WRITTEN EXERCISE
Starting at the beginning of the material and ending at the line containing "attribute-xml-lang[interactable]: xml:langSpecifies the", write those lines out again with "bounding box" swapped for "enclosing box" and everything else left as it is. Give only those lines.

-- START ROWS --

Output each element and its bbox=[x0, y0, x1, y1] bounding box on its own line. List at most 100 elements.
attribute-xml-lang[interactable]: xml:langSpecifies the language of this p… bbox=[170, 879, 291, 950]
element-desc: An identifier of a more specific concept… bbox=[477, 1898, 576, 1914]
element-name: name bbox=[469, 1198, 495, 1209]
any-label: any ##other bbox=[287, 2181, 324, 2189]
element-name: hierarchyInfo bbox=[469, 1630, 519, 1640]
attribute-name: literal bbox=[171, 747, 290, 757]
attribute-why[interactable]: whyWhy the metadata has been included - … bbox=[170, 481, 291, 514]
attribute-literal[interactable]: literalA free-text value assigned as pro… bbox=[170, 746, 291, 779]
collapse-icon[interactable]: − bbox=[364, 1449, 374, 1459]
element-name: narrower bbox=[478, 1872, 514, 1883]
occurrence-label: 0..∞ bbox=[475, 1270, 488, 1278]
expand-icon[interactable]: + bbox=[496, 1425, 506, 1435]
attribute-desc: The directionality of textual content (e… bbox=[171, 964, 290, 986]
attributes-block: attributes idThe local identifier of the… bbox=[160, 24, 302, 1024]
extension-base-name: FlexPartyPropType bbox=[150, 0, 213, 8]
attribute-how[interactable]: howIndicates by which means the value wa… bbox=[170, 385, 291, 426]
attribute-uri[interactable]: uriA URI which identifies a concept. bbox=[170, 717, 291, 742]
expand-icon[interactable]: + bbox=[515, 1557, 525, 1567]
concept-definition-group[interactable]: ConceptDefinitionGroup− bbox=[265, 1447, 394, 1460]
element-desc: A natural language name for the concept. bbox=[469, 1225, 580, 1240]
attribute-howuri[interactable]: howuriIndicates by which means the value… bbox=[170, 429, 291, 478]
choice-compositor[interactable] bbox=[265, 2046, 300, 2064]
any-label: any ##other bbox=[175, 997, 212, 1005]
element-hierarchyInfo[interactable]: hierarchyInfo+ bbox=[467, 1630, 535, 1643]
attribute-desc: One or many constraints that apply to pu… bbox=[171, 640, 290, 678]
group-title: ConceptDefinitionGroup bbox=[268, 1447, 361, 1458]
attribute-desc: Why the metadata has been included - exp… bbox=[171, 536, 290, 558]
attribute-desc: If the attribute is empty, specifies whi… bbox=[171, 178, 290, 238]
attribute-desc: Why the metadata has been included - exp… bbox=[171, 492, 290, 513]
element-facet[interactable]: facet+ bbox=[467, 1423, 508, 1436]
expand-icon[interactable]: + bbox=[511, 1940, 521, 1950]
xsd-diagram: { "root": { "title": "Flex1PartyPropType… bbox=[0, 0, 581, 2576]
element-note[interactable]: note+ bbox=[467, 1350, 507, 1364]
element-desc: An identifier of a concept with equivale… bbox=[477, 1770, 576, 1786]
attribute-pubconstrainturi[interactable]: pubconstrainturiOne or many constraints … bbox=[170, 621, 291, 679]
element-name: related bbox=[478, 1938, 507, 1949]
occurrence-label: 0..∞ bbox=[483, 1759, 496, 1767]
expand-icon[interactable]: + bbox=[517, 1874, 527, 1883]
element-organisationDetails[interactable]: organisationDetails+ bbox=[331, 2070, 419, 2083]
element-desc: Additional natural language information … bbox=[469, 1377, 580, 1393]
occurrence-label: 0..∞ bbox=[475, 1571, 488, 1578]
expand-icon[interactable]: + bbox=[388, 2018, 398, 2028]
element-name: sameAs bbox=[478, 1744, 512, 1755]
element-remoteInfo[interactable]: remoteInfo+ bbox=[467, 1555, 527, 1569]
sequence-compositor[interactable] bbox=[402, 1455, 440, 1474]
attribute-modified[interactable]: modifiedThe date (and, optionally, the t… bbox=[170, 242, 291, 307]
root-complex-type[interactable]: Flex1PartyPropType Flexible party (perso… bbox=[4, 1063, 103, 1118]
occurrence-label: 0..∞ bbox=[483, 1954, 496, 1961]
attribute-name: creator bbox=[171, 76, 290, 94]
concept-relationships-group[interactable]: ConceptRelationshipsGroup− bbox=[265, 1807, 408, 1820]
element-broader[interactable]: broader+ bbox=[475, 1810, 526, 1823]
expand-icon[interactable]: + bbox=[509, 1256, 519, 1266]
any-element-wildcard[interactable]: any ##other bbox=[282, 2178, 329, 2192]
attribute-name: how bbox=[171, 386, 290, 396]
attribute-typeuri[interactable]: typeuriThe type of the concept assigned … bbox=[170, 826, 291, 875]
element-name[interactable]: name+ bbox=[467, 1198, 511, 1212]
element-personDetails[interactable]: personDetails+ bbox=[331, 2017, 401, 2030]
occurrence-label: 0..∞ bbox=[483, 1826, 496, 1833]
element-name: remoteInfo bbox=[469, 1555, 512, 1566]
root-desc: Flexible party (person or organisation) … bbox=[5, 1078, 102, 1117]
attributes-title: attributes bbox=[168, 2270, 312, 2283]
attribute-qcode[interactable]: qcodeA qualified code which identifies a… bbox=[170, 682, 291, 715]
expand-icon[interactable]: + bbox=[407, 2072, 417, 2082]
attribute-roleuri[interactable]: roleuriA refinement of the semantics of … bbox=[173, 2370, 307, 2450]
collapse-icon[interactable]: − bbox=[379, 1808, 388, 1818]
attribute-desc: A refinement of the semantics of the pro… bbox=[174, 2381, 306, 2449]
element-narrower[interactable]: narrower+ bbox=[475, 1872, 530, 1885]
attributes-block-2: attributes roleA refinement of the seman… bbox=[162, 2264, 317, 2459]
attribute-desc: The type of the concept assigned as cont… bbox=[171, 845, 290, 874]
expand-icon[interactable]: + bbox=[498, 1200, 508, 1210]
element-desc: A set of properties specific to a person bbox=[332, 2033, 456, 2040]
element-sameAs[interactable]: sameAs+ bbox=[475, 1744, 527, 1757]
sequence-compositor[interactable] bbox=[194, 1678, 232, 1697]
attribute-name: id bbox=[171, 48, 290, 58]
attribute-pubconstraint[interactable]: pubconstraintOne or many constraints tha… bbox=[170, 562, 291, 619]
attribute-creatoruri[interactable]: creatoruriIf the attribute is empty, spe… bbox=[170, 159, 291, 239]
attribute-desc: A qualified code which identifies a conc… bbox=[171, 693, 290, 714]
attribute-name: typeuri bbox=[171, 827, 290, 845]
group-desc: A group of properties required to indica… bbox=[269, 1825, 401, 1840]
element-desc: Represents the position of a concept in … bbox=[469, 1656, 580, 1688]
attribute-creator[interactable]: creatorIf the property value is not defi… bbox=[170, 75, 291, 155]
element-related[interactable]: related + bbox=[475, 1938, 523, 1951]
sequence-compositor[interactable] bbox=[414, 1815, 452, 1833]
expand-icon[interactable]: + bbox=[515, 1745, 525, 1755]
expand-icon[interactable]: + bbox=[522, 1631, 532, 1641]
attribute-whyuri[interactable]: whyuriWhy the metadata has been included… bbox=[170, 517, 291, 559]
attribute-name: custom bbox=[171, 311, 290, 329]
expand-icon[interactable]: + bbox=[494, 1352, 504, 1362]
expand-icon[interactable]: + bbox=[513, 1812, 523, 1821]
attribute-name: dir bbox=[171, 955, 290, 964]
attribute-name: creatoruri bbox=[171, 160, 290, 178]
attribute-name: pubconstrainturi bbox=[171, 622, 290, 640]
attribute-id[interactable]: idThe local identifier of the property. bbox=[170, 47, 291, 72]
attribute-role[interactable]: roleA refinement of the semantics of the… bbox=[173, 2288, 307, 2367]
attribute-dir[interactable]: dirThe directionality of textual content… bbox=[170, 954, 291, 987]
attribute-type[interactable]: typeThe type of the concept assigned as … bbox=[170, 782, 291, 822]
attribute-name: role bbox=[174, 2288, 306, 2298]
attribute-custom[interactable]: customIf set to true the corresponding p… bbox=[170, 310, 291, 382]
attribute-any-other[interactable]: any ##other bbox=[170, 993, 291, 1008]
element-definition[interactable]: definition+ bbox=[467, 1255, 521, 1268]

-- END ROWS --

EXPECTED ANSWER
Output each element and its bbox=[x0, y0, x1, y1] enclosing box on its own line. List at most 100 elements.
attribute-xml-lang[interactable]: xml:langSpecifies the language of this p… bbox=[170, 879, 291, 950]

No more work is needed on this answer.